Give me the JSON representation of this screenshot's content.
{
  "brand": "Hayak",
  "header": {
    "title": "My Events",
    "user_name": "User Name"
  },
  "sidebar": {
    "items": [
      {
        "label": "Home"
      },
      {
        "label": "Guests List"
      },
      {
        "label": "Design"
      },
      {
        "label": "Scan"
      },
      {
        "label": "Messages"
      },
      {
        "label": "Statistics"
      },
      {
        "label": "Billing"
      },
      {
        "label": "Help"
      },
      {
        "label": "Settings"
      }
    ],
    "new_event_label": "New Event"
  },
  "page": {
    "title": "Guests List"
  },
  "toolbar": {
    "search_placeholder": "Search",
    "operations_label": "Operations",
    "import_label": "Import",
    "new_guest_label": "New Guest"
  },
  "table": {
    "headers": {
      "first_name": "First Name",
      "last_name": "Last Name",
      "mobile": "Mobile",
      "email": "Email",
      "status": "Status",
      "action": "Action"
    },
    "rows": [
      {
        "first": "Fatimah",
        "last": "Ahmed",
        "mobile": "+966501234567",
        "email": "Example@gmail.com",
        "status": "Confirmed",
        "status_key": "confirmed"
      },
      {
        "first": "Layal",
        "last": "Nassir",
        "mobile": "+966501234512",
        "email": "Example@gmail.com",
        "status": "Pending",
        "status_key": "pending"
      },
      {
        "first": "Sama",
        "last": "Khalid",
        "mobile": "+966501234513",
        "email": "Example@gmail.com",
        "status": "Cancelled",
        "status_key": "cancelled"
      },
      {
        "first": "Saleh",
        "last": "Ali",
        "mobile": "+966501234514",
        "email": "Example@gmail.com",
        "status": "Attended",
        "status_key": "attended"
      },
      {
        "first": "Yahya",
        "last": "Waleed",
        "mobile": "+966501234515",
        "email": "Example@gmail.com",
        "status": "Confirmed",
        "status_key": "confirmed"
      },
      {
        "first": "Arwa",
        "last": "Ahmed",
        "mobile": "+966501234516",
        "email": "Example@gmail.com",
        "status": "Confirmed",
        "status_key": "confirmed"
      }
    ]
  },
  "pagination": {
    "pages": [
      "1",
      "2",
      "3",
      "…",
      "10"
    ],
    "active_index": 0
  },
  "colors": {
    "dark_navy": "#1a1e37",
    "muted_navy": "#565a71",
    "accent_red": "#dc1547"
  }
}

== WHAT IS BEING ASKED ==
Print back all the lines verbatim.

== CORRECT RESPONSE ==
Give me the JSON representation of this screenshot's content.
{
  "brand": "Hayak",
  "header": {
    "title": "My Events",
    "user_name": "User Name"
  },
  "sidebar": {
    "items": [
      {
        "label": "Home"
      },
      {
        "label": "Guests List"
      },
      {
        "label": "Design"
      },
      {
        "label": "Scan"
      },
      {
        "label": "Messages"
      },
      {
        "label": "Statistics"
      },
      {
        "label": "Billing"
      },
      {
        "label": "Help"
      },
      {
        "label": "Settings"
      }
    ],
    "new_event_label": "New Event"
  },
  "page": {
    "title": "Guests List"
  },
  "toolbar": {
    "search_placeholder": "Search",
    "operations_label": "Operations",
    "import_label": "Import",
    "new_guest_label": "New Guest"
  },
  "table": {
    "headers": {
      "first_name": "First Name",
      "last_name": "Last Name",
      "mobile": "Mobile",
      "email": "Email",
      "status": "Status",
      "action": "Action"
    },
    "rows": [
      {
        "first": "Fatimah",
        "last": "Ahmed",
        "mobile": "+966501234567",
        "email": "Example@gmail.com",
        "status": "Confirmed",
        "status_key": "confirmed"
      },
      {
        "first": "Layal",
        "last": "Nassir",
        "mobile": "+966501234512",
        "email": "Example@gmail.com",
        "status": "Pending",
        "status_key": "pending"
      },
      {
        "first": "Sama",
        "last": "Khalid",
        "mobile": "+966501234513",
        "email": "Example@gmail.com",
        "status": "Cancelled",
        "status_key": "cancelled"
      },
      {
        "first": "Saleh",
        "last": "Ali",
        "mobile": "+966501234514",
        "email": "Example@gmail.com",
        "status": "Attended",
        "status_key": "attended"
      },
      {
        "first": "Yahya",
        "last": "Waleed",
        "mobile": "+966501234515",
        "email": "Example@gmail.com",
        "status": "Confirmed",
        "status_key": "confirmed"
      },
      {
        "first": "Arwa",
        "last": "Ahmed",
        "mobile": "+966501234516",
        "email": "Example@gmail.com",
        "status": "Confirmed",
        "status_key": "confirmed"
      }
    ]
  },
  "pagination": {
    "pages": [
      "1",
      "2",
      "3",
      "…",
      "10"
    ],
    "active_index": 0
  },
  "colors": {
    "dark_navy": "#1a1e37",
    "muted_navy": "#565a71",
    "accent_red": "#dc1547"
  }
}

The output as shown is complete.